In the listing below, identify each line with the word "name" and return those lines.

Data supplied:
· · · ·
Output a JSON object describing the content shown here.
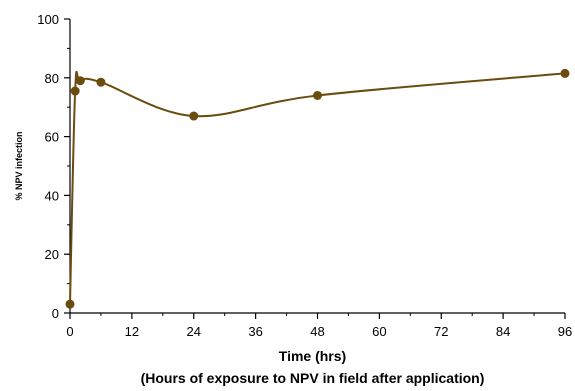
{
  "chart_data": {
    "type": "line",
    "xlabel": "Time (hrs)",
    "xlabel_sub": "(Hours of exposure to NPV in field after application)",
    "ylabel": "% NPV infection",
    "xlim": [
      0,
      96
    ],
    "ylim": [
      0,
      100
    ],
    "xticks": [
      "0",
      "12",
      "24",
      "36",
      "48",
      "60",
      "72",
      "84",
      "96"
    ],
    "yticks": [
      "0",
      "20",
      "40",
      "60",
      "80",
      "100"
    ],
    "series": [
      {
        "x": [
          0,
          1,
          2,
          6,
          24,
          48,
          96
        ],
        "y": [
          3,
          75.5,
          79,
          78.5,
          67,
          74,
          81.5
        ]
      }
    ],
    "grid": false,
    "line_color": "#6b4c0e",
    "marker_color": "#6b4c0e"
  }
}
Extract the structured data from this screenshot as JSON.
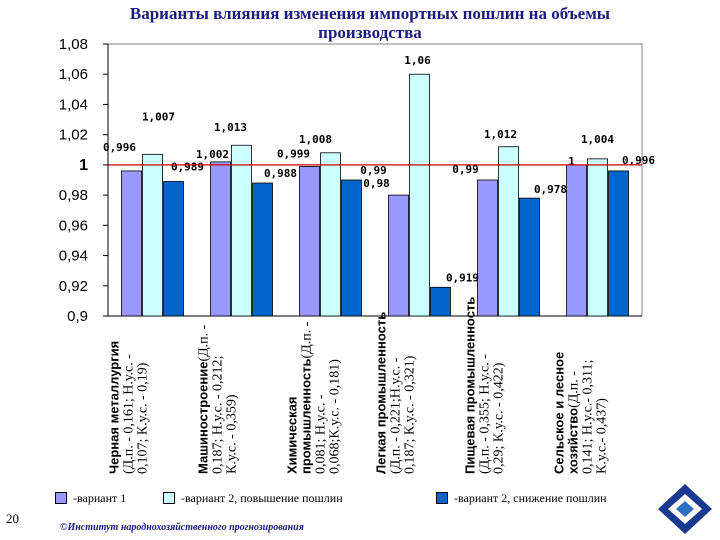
{
  "page": {
    "title": "Варианты влияния изменения импортных пошлин на объемы производства",
    "page_number": "20",
    "footer": "©Институт народнохозяйственного прогнозирования"
  },
  "legend": {
    "items": [
      {
        "label": "-вариант 1",
        "color": "#9999ff"
      },
      {
        "label": "-вариант 2, повышение пошлин",
        "color": "#ccffff"
      },
      {
        "label": "-вариант 2, снижение пошлин",
        "color": "#0066cc"
      }
    ]
  },
  "colors": {
    "variant1": "#9999ff",
    "variant2_up": "#ccffff",
    "variant2_down": "#0066cc",
    "plot_background": "#ffffff",
    "baseline": "#cc0000",
    "title": "#1a1a80"
  },
  "chart_data": {
    "type": "bar",
    "title": "Варианты влияния изменения импортных пошлин на объемы производства",
    "ylim": [
      0.9,
      1.08
    ],
    "y_ticks": [
      "0,9",
      "0,92",
      "0,94",
      "0,96",
      "0,98",
      "1",
      "1,02",
      "1,04",
      "1,06",
      "1,08"
    ],
    "grid": false,
    "reference_line": 1,
    "legend_position": "bottom",
    "categories": [
      {
        "bold": "Черная металлургия",
        "rest": " (Д.п. - 0,161; Н.у.с. - 0,107; К.у.с. - 0,19)"
      },
      {
        "bold": "Машиностроение",
        "rest": " (Д.п. - 0,187; Н.у.с. - 0,212; К.у.с. - 0,359)"
      },
      {
        "bold": "Химическая промышленность",
        "rest": " (Д.п. - 0,081; Н.у.с. - 0,068;К.у.с. - 0,181)"
      },
      {
        "bold": "Легкая промышленность",
        "rest": " (Д.п. - 0,221;Н.у.с. - 0,187; К.у.с. - 0,321)"
      },
      {
        "bold": "Пищевая промышленность",
        "rest": " (Д.п. - 0,355; Н.у.с. - 0,29; К.у.с. - 0,422)"
      },
      {
        "bold": "Сельское и лесное хозяйство",
        "rest": " (Д.п. - 0,141; Н.у.с.- 0,311; К.у.с.- 0,437)"
      }
    ],
    "series": [
      {
        "name": "-вариант 1",
        "values": [
          0.996,
          1.002,
          0.999,
          0.98,
          0.99,
          1
        ],
        "labels": [
          "0,996",
          "1,002",
          "0,999",
          "0,98",
          "0,99",
          "1"
        ]
      },
      {
        "name": "-вариант 2, повышение пошлин",
        "values": [
          1.007,
          1.013,
          1.008,
          1.06,
          1.012,
          1.004
        ],
        "labels": [
          "1,007",
          "1,013",
          "1,008",
          "1,06",
          "1,012",
          "1,004"
        ]
      },
      {
        "name": "-вариант 2, снижение пошлин",
        "values": [
          0.989,
          0.988,
          0.99,
          0.919,
          0.978,
          0.996
        ],
        "labels": [
          "0,989",
          "0,988",
          "0,99",
          "0,919",
          "0,978",
          "0,996"
        ]
      }
    ]
  }
}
· · · ·
Answer to the exercise:
        "name": "-вариант 1",
        "name": "-вариант 2, повышение пошлин",
        "name": "-вариант 2, снижение пошлин",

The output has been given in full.